Listing:
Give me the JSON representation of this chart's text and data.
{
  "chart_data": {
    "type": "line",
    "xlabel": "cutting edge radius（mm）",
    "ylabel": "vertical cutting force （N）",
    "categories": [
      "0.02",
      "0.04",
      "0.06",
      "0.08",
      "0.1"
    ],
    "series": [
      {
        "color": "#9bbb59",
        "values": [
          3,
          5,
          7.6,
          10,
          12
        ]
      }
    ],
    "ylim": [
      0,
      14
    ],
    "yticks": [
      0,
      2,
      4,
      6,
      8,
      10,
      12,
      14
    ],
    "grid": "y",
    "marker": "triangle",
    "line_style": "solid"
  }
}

Your instructions: Above are several records. Count the lines among them that contain "cutting" and give only the total.

Full output: 2